Aim:
Could you give the data below again, exactly and completely?

Data extract:
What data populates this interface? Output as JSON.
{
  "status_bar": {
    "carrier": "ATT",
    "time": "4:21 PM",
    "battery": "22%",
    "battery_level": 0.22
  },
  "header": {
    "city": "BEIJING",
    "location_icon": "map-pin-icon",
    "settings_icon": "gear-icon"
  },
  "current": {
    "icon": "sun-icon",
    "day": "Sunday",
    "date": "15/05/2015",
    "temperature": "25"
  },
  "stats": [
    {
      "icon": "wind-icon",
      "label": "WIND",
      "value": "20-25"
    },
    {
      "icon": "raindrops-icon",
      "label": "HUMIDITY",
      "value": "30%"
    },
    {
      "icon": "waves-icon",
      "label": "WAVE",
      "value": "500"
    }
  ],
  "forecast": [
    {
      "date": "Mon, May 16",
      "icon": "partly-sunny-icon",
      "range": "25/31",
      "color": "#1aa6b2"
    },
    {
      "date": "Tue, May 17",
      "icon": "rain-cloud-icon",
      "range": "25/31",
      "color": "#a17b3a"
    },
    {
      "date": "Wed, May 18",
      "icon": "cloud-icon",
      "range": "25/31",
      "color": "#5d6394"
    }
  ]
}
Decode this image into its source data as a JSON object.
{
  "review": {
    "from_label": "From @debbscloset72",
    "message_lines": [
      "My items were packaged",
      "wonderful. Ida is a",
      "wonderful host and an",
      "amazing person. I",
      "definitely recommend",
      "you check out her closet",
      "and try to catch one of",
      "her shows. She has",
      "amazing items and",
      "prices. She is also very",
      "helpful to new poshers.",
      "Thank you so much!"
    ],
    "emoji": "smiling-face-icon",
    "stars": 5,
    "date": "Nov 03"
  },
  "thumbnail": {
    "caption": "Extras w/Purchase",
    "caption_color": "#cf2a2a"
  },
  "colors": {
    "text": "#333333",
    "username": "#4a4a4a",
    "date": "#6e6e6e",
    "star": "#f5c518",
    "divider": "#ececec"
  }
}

Exercise result:
What data populates this interface? Output as JSON.
{
  "status_bar": {
    "carrier": "ATT",
    "time": "4:21 PM",
    "battery": "22%",
    "battery_level": 0.22
  },
  "header": {
    "city": "BEIJING",
    "location_icon": "map-pin-icon",
    "settings_icon": "gear-icon"
  },
  "current": {
    "icon": "sun-icon",
    "day": "Sunday",
    "date": "15/05/2015",
    "temperature": "25"
  },
  "stats": [
    {
      "icon": "wind-icon",
      "label": "WIND",
      "value": "20-25"
    },
    {
      "icon": "raindrops-icon",
      "label": "HUMIDITY",
      "value": "30%"
    },
    {
      "icon": "waves-icon",
      "label": "WAVE",
      "value": "500"
    }
  ],
  "forecast": [
    {
      "date": "Mon, May 16",
      "icon": "partly-sunny-icon",
      "range": "25/31",
      "color": "#1aa6b2"
    },
    {
      "date": "Tue, May 17",
      "icon": "rain-cloud-icon",
      "range": "25/31",
      "color": "#a17b3a"
    },
    {
      "date": "Wed, May 18",
      "icon": "cloud-icon",
      "range": "25/31",
      "color": "#5d6394"
    }
  ]
}
Decode this image into its source data as a JSON object.
{
  "review": {
    "from_label": "From @debbscloset72",
    "message_lines": [
      "My items were packaged",
      "wonderful. Ida is a",
      "wonderful host and an",
      "amazing person. I",
      "definitely recommend",
      "you check out her closet",
      "and try to catch one of",
      "her shows. She has",
      "amazing items and",
      "prices. She is also very",
      "helpful to new poshers.",
      "Thank you so much!"
    ],
    "emoji": "smiling-face-icon",
    "stars": 5,
    "date": "Nov 03"
  },
  "thumbnail": {
    "caption": "Extras w/Purchase",
    "caption_color": "#cf2a2a"
  },
  "colors": {
    "text": "#333333",
    "username": "#4a4a4a",
    "date": "#6e6e6e",
    "star": "#f5c518",
    "divider": "#ececec"
  }
}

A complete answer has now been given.